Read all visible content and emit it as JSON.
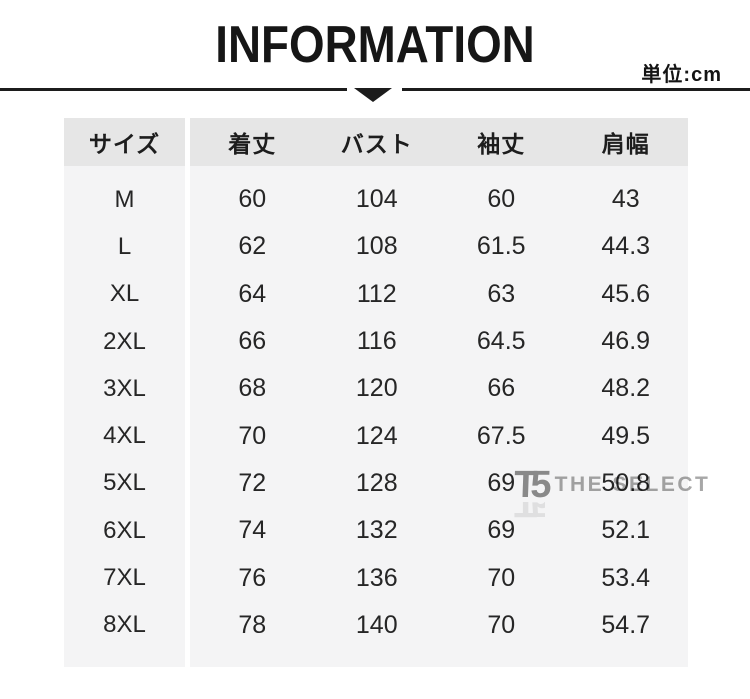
{
  "header": {
    "title": "INFORMATION",
    "unit_label": "単位:cm"
  },
  "watermark": {
    "monogram": "T5",
    "brand_text": "THE SELECT"
  },
  "icons": {
    "triangle_down": "▼",
    "logo_monogram": "TS"
  },
  "colors": {
    "line_dark": "#1c1c1c",
    "header_bg": "#e6e6e6",
    "body_bg": "#f4f4f5",
    "text_dark": "#262626",
    "watermark_gray": "#a0a0a0"
  },
  "chart_data": {
    "type": "table",
    "title": "INFORMATION",
    "unit": "cm",
    "columns": [
      "サイズ",
      "着丈",
      "バスト",
      "袖丈",
      "肩幅"
    ],
    "rows": [
      [
        "M",
        "60",
        "104",
        "60",
        "43"
      ],
      [
        "L",
        "62",
        "108",
        "61.5",
        "44.3"
      ],
      [
        "XL",
        "64",
        "112",
        "63",
        "45.6"
      ],
      [
        "2XL",
        "66",
        "116",
        "64.5",
        "46.9"
      ],
      [
        "3XL",
        "68",
        "120",
        "66",
        "48.2"
      ],
      [
        "4XL",
        "70",
        "124",
        "67.5",
        "49.5"
      ],
      [
        "5XL",
        "72",
        "128",
        "69",
        "50.8"
      ],
      [
        "6XL",
        "74",
        "132",
        "69",
        "52.1"
      ],
      [
        "7XL",
        "76",
        "136",
        "70",
        "53.4"
      ],
      [
        "8XL",
        "78",
        "140",
        "70",
        "54.7"
      ]
    ]
  }
}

********************

■ Work instructions:
Quote the preceding records in their entirety, excluding every picture.

■ Exercise response:
Read all visible content and emit it as JSON.
{
  "header": {
    "title": "INFORMATION",
    "unit_label": "単位:cm"
  },
  "watermark": {
    "monogram": "T5",
    "brand_text": "THE SELECT"
  },
  "icons": {
    "triangle_down": "▼",
    "logo_monogram": "TS"
  },
  "colors": {
    "line_dark": "#1c1c1c",
    "header_bg": "#e6e6e6",
    "body_bg": "#f4f4f5",
    "text_dark": "#262626",
    "watermark_gray": "#a0a0a0"
  },
  "chart_data": {
    "type": "table",
    "title": "INFORMATION",
    "unit": "cm",
    "columns": [
      "サイズ",
      "着丈",
      "バスト",
      "袖丈",
      "肩幅"
    ],
    "rows": [
      [
        "M",
        "60",
        "104",
        "60",
        "43"
      ],
      [
        "L",
        "62",
        "108",
        "61.5",
        "44.3"
      ],
      [
        "XL",
        "64",
        "112",
        "63",
        "45.6"
      ],
      [
        "2XL",
        "66",
        "116",
        "64.5",
        "46.9"
      ],
      [
        "3XL",
        "68",
        "120",
        "66",
        "48.2"
      ],
      [
        "4XL",
        "70",
        "124",
        "67.5",
        "49.5"
      ],
      [
        "5XL",
        "72",
        "128",
        "69",
        "50.8"
      ],
      [
        "6XL",
        "74",
        "132",
        "69",
        "52.1"
      ],
      [
        "7XL",
        "76",
        "136",
        "70",
        "53.4"
      ],
      [
        "8XL",
        "78",
        "140",
        "70",
        "54.7"
      ]
    ]
  }
}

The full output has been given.